─── Given records ───

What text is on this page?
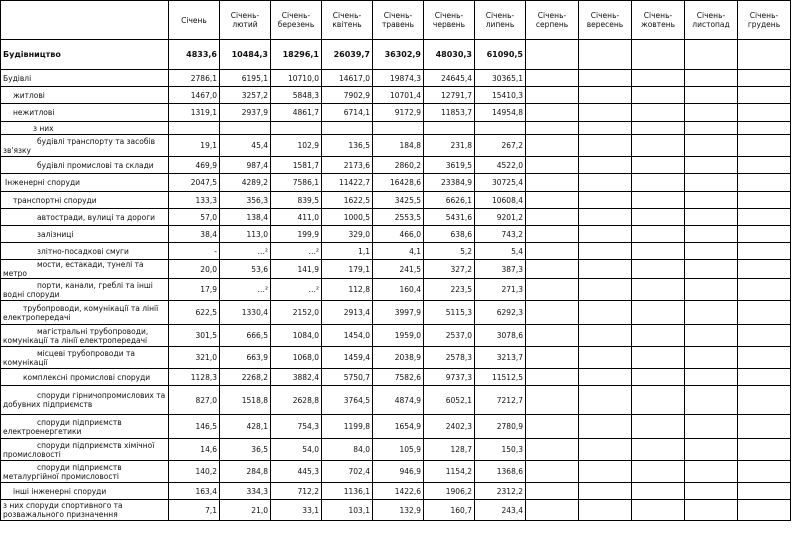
	Січень	Січень-лютий	Січень-березень	Січень-квітень	Січень-травень	Січень-червень	Січень-липень	Січень-серпень	Січень-вересень	Січень-жовтень	Січень-листопад	Січень-грудень

Будівництво	4833,6	10484,3	18296,1	26039,7	36302,9	48030,3	61090,5					

Будівлі	2786,1	6195,1	10710,0	14617,0	19874,3	24645,4	30365,1					

житлові	1467,0	3257,2	5848,3	7902,9	10701,4	12791,7	15410,3					

нежитлові	1319,1	2937,9	4861,7	6714,1	9172,9	11853,7	14954,8					

з них												

будівлі транспорту та засобів зв'язку	19,1	45,4	102,9	136,5	184,8	231,8	267,2					

будівлі промислові та склади	469,9	987,4	1581,7	2173,6	2860,2	3619,5	4522,0					

Інженерні споруди	2047,5	4289,2	7586,1	11422,7	16428,6	23384,9	30725,4					

транспортні споруди	133,3	356,3	839,5	1622,5	3425,5	6626,1	10608,4					

автостради, вулиці та дороги	57,0	138,4	411,0	1000,5	2553,5	5431,6	9201,2					

залізниці	38,4	113,0	199,9	329,0	466,0	638,6	743,2					

злітно-посадкові смуги	-	…²	…²	1,1	4,1	5,2	5,4					

мости, естакади, тунелі та метро	20,0	53,6	141,9	179,1	241,5	327,2	387,3					

порти, канали, греблі та інші водні споруди	17,9	…²	…²	112,8	160,4	223,5	271,3					

трубопроводи, комунікації та лінії електропередачі	622,5	1330,4	2152,0	2913,4	3997,9	5115,3	6292,3					

магістральні трубопроводи, комунікації та лінії електропередачі	301,5	666,5	1084,0	1454,0	1959,0	2537,0	3078,6					

місцеві трубопроводи та комунікації	321,0	663,9	1068,0	1459,4	2038,9	2578,3	3213,7					

комплексні промислові споруди	1128,3	2268,2	3882,4	5750,7	7582,6	9737,3	11512,5					

споруди гірничопромислових та добувних підприємств	827,0	1518,8	2628,8	3764,5	4874,9	6052,1	7212,7					

споруди підприємств електроенергетики	146,5	428,1	754,3	1199,8	1654,9	2402,3	2780,9					

споруди підприємств хімічної промисловості	14,6	36,5	54,0	84,0	105,9	128,7	150,3					

споруди підприємств металургійної промисловості	140,2	284,8	445,3	702,4	946,9	1154,2	1368,6					

інші інженерні споруди	163,4	334,3	712,2	1136,1	1422,6	1906,2	2312,2					

з них споруди спортивного та розважального призначення	7,1	21,0	33,1	103,1	132,9	160,7	243,4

───

* [Goal]: Look through the material above. Copy each line where the word "електропередачі" appears.

* [Result of this task]:
трубопроводи, комунікації та лінії електропередачі	622,5	1330,4	2152,0	2913,4	3997,9	5115,3	6292,3					
магістральні трубопроводи, комунікації та лінії електропередачі	301,5	666,5	1084,0	1454,0	1959,0	2537,0	3078,6					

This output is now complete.